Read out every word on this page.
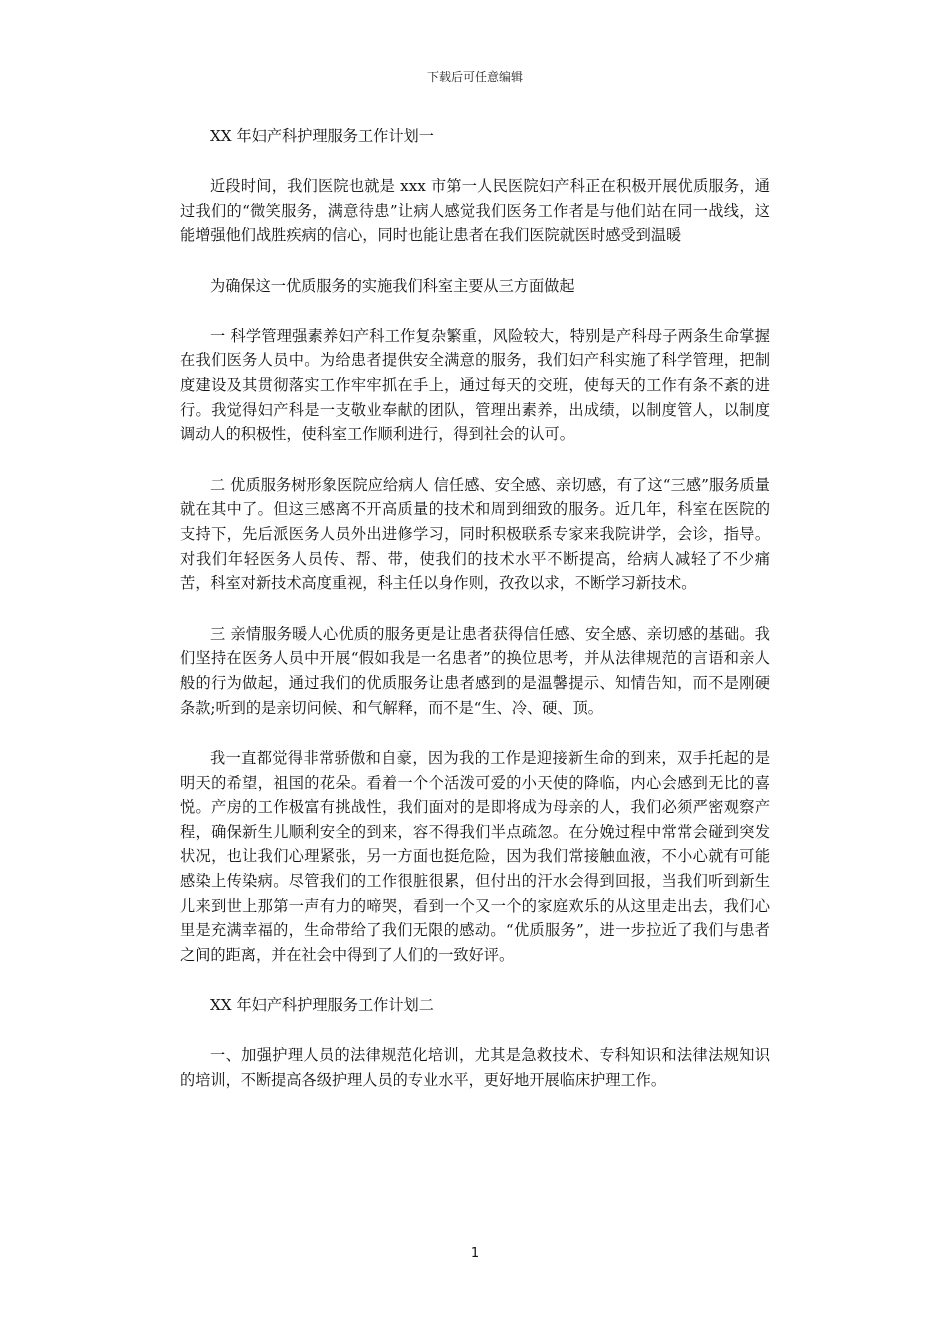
下载后可任意编辑

XX 年妇产科护理服务工作计划一

近段时间，我们医院也就是 xxx 市第一人民医院妇产科正在积极开展优质服务，通过我们的“微笑服务，满意待患”让病人感觉我们医务工作者是与他们站在同一战线，这能增强他们战胜疾病的信心，同时也能让患者在我们医院就医时感受到温暖

为确保这一优质服务的实施我们科室主要从三方面做起

一 科学管理强素养妇产科工作复杂繁重，风险较大，特别是产科母子两条生命掌握在我们医务人员中。为给患者提供安全满意的服务，我们妇产科实施了科学管理，把制度建设及其贯彻落实工作牢牢抓在手上，通过每天的交班，使每天的工作有条不紊的进行。我觉得妇产科是一支敬业奉献的团队，管理出素养，出成绩，以制度管人，以制度调动人的积极性，使科室工作顺利进行，得到社会的认可。

二 优质服务树形象医院应给病人 信任感、安全感、亲切感，有了这“三感”服务质量就在其中了。但这三感离不开高质量的技术和周到细致的服务。近几年，科室在医院的支持下，先后派医务人员外出进修学习，同时积极联系专家来我院讲学，会诊，指导。对我们年轻医务人员传、帮、带，使我们的技术水平不断提高，给病人减轻了不少痛苦，科室对新技术高度重视，科主任以身作则，孜孜以求，不断学习新技术。

三 亲情服务暖人心优质的服务更是让患者获得信任感、安全感、亲切感的基础。我们坚持在医务人员中开展“假如我是一名患者”的换位思考，并从法律规范的言语和亲人般的行为做起，通过我们的优质服务让患者感到的是温馨提示、知情告知，而不是刚硬条款;听到的是亲切问候、和气解释，而不是“生、冷、硬、顶。

我一直都觉得非常骄傲和自豪，因为我的工作是迎接新生命的到来，双手托起的是明天的希望，祖国的花朵。看着一个个活泼可爱的小天使的降临，内心会感到无比的喜悦。产房的工作极富有挑战性，我们面对的是即将成为母亲的人，我们必须严密观察产程，确保新生儿顺利安全的到来，容不得我们半点疏忽。在分娩过程中常常会碰到突发状况，也让我们心理紧张，另一方面也挺危险，因为我们常接触血液，不小心就有可能感染上传染病。尽管我们的工作很脏很累，但付出的汗水会得到回报，当我们听到新生儿来到世上那第一声有力的啼哭，看到一个又一个的家庭欢乐的从这里走出去，我们心里是充满幸福的，生命带给了我们无限的感动。“优质服务”，进一步拉近了我们与患者之间的距离，并在社会中得到了人们的一致好评。

XX 年妇产科护理服务工作计划二

一、加强护理人员的法律规范化培训，尤其是急救技术、专科知识和法律法规知识的培训，不断提高各级护理人员的专业水平，更好地开展临床护理工作。

1
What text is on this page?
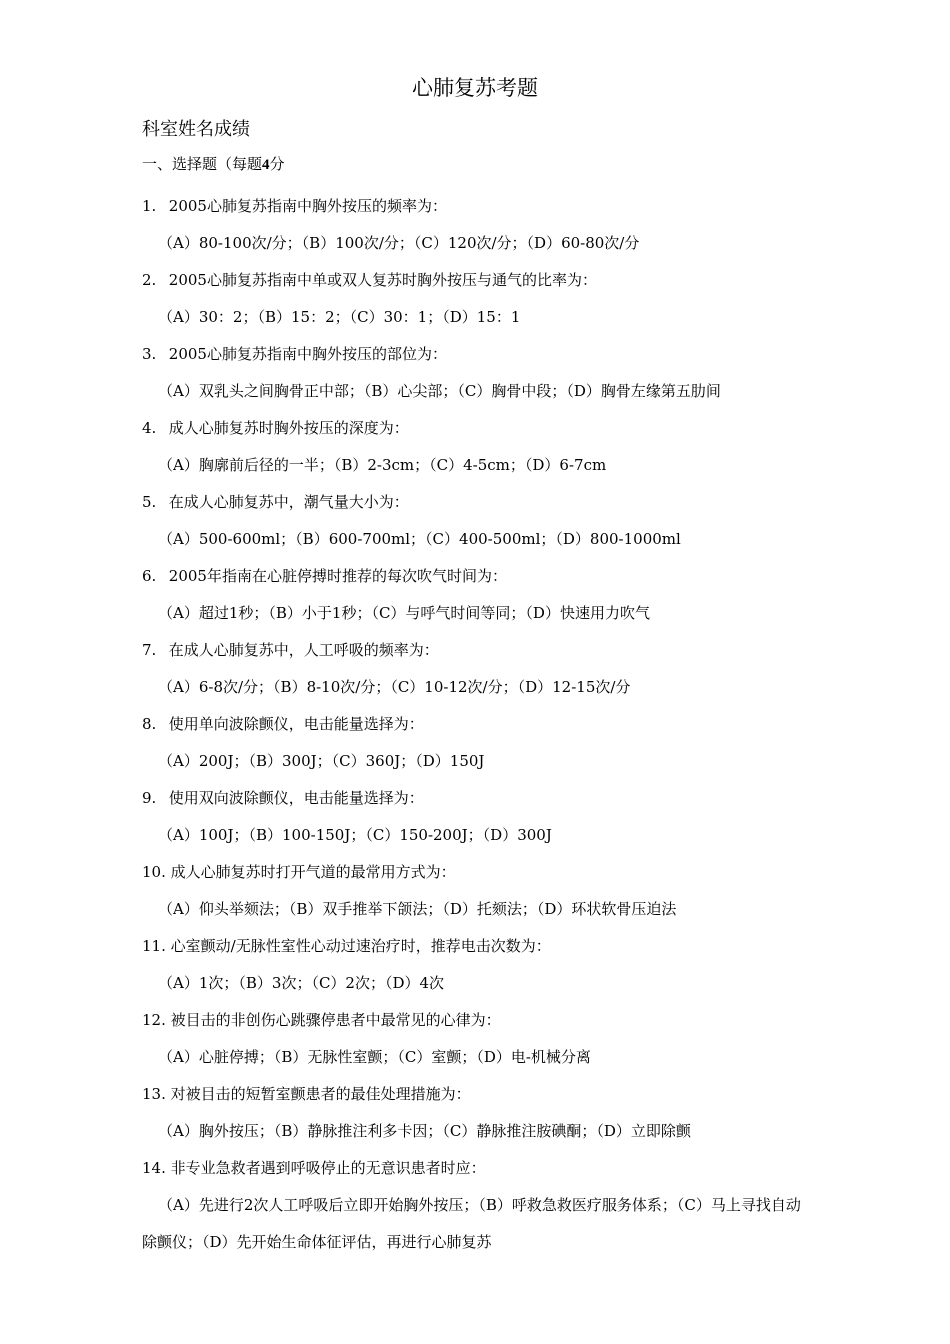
心肺复苏考题
科室姓名成绩
一、选择题（每题4分
1. 2005心肺复苏指南中胸外按压的频率为：
（A）80-100次/分；（B）100次/分；（C）120次/分；（D）60-80次/分
2. 2005心肺复苏指南中单或双人复苏时胸外按压与通气的比率为：
（A）30：2；（B）15：2；（C）30：1；（D）15：1
3. 2005心肺复苏指南中胸外按压的部位为：
（A）双乳头之间胸骨正中部；（B）心尖部；（C）胸骨中段；（D）胸骨左缘第五肋间
4. 成人心肺复苏时胸外按压的深度为：
（A）胸廓前后径的一半；（B）2-3cm；（C）4-5cm；（D）6-7cm
5. 在成人心肺复苏中，潮气量大小为：
（A）500-600ml；（B）600-700ml；（C）400-500ml；（D）800-1000ml
6. 2005年指南在心脏停搏时推荐的每次吹气时间为：
（A）超过1秒；（B）小于1秒；（C）与呼气时间等同；（D）快速用力吹气
7. 在成人心肺复苏中，人工呼吸的频率为：
（A）6-8次/分；（B）8-10次/分；（C）10-12次/分；（D）12-15次/分
8. 使用单向波除颤仪，电击能量选择为：
（A）200J；（B）300J；（C）360J；（D）150J
9. 使用双向波除颤仪，电击能量选择为：
（A）100J；（B）100-150J；（C）150-200J；（D）300J
10. 成人心肺复苏时打开气道的最常用方式为：
（A）仰头举颏法；（B）双手推举下颌法；（D）托颏法；（D）环状软骨压迫法
11. 心室颤动/无脉性室性心动过速治疗时，推荐电击次数为：
（A）1次；（B）3次；（C）2次；（D）4次
12. 被目击的非创伤心跳骤停患者中最常见的心律为：
（A）心脏停搏；（B）无脉性室颤；（C）室颤；（D）电-机械分离
13. 对被目击的短暂室颤患者的最佳处理措施为：
（A）胸外按压；（B）静脉推注利多卡因；（C）静脉推注胺碘酮；（D）立即除颤
14. 非专业急救者遇到呼吸停止的无意识患者时应：
（A）先进行2次人工呼吸后立即开始胸外按压；（B）呼救急救医疗服务体系；（C）马上寻找自动除颤仪；（D）先开始生命体征评估，再进行心肺复苏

STATED GOAL:
Reproduce the listing exactly. Leave its pictures out.

FINISHED ANSWER:
Read out every word on this page.
下载后可任意编辑

XX 年妇产科护理服务工作计划一

近段时间，我们医院也就是 xxx 市第一人民医院妇产科正在积极开展优质服务，通过我们的“微笑服务，满意待患”让病人感觉我们医务工作者是与他们站在同一战线，这能增强他们战胜疾病的信心，同时也能让患者在我们医院就医时感受到温暖

为确保这一优质服务的实施我们科室主要从三方面做起

一 科学管理强素养妇产科工作复杂繁重，风险较大，特别是产科母子两条生命掌握在我们医务人员中。为给患者提供安全满意的服务，我们妇产科实施了科学管理，把制度建设及其贯彻落实工作牢牢抓在手上，通过每天的交班，使每天的工作有条不紊的进行。我觉得妇产科是一支敬业奉献的团队，管理出素养，出成绩，以制度管人，以制度调动人的积极性，使科室工作顺利进行，得到社会的认可。

二 优质服务树形象医院应给病人 信任感、安全感、亲切感，有了这“三感”服务质量就在其中了。但这三感离不开高质量的技术和周到细致的服务。近几年，科室在医院的支持下，先后派医务人员外出进修学习，同时积极联系专家来我院讲学，会诊，指导。对我们年轻医务人员传、帮、带，使我们的技术水平不断提高，给病人减轻了不少痛苦，科室对新技术高度重视，科主任以身作则，孜孜以求，不断学习新技术。

三 亲情服务暖人心优质的服务更是让患者获得信任感、安全感、亲切感的基础。我们坚持在医务人员中开展“假如我是一名患者”的换位思考，并从法律规范的言语和亲人般的行为做起，通过我们的优质服务让患者感到的是温馨提示、知情告知，而不是刚硬条款;听到的是亲切问候、和气解释，而不是“生、冷、硬、顶。

我一直都觉得非常骄傲和自豪，因为我的工作是迎接新生命的到来，双手托起的是明天的希望，祖国的花朵。看着一个个活泼可爱的小天使的降临，内心会感到无比的喜悦。产房的工作极富有挑战性，我们面对的是即将成为母亲的人，我们必须严密观察产程，确保新生儿顺利安全的到来，容不得我们半点疏忽。在分娩过程中常常会碰到突发状况，也让我们心理紧张，另一方面也挺危险，因为我们常接触血液，不小心就有可能感染上传染病。尽管我们的工作很脏很累，但付出的汗水会得到回报，当我们听到新生儿来到世上那第一声有力的啼哭，看到一个又一个的家庭欢乐的从这里走出去，我们心里是充满幸福的，生命带给了我们无限的感动。“优质服务”，进一步拉近了我们与患者之间的距离，并在社会中得到了人们的一致好评。

XX 年妇产科护理服务工作计划二

一、加强护理人员的法律规范化培训，尤其是急救技术、专科知识和法律法规知识的培训，不断提高各级护理人员的专业水平，更好地开展临床护理工作。

1
What text is on this page?
心肺复苏考题
科室姓名成绩
一、选择题（每题4分
1. 2005心肺复苏指南中胸外按压的频率为：
（A）80-100次/分；（B）100次/分；（C）120次/分；（D）60-80次/分
2. 2005心肺复苏指南中单或双人复苏时胸外按压与通气的比率为：
（A）30：2；（B）15：2；（C）30：1；（D）15：1
3. 2005心肺复苏指南中胸外按压的部位为：
（A）双乳头之间胸骨正中部；（B）心尖部；（C）胸骨中段；（D）胸骨左缘第五肋间
4. 成人心肺复苏时胸外按压的深度为：
（A）胸廓前后径的一半；（B）2-3cm；（C）4-5cm；（D）6-7cm
5. 在成人心肺复苏中，潮气量大小为：
（A）500-600ml；（B）600-700ml；（C）400-500ml；（D）800-1000ml
6. 2005年指南在心脏停搏时推荐的每次吹气时间为：
（A）超过1秒；（B）小于1秒；（C）与呼气时间等同；（D）快速用力吹气
7. 在成人心肺复苏中，人工呼吸的频率为：
（A）6-8次/分；（B）8-10次/分；（C）10-12次/分；（D）12-15次/分
8. 使用单向波除颤仪，电击能量选择为：
（A）200J；（B）300J；（C）360J；（D）150J
9. 使用双向波除颤仪，电击能量选择为：
（A）100J；（B）100-150J；（C）150-200J；（D）300J
10. 成人心肺复苏时打开气道的最常用方式为：
（A）仰头举颏法；（B）双手推举下颌法；（D）托颏法；（D）环状软骨压迫法
11. 心室颤动/无脉性室性心动过速治疗时，推荐电击次数为：
（A）1次；（B）3次；（C）2次；（D）4次
12. 被目击的非创伤心跳骤停患者中最常见的心律为：
（A）心脏停搏；（B）无脉性室颤；（C）室颤；（D）电-机械分离
13. 对被目击的短暂室颤患者的最佳处理措施为：
（A）胸外按压；（B）静脉推注利多卡因；（C）静脉推注胺碘酮；（D）立即除颤
14. 非专业急救者遇到呼吸停止的无意识患者时应：
（A）先进行2次人工呼吸后立即开始胸外按压；（B）呼救急救医疗服务体系；（C）马上寻找自动除颤仪；（D）先开始生命体征评估，再进行心肺复苏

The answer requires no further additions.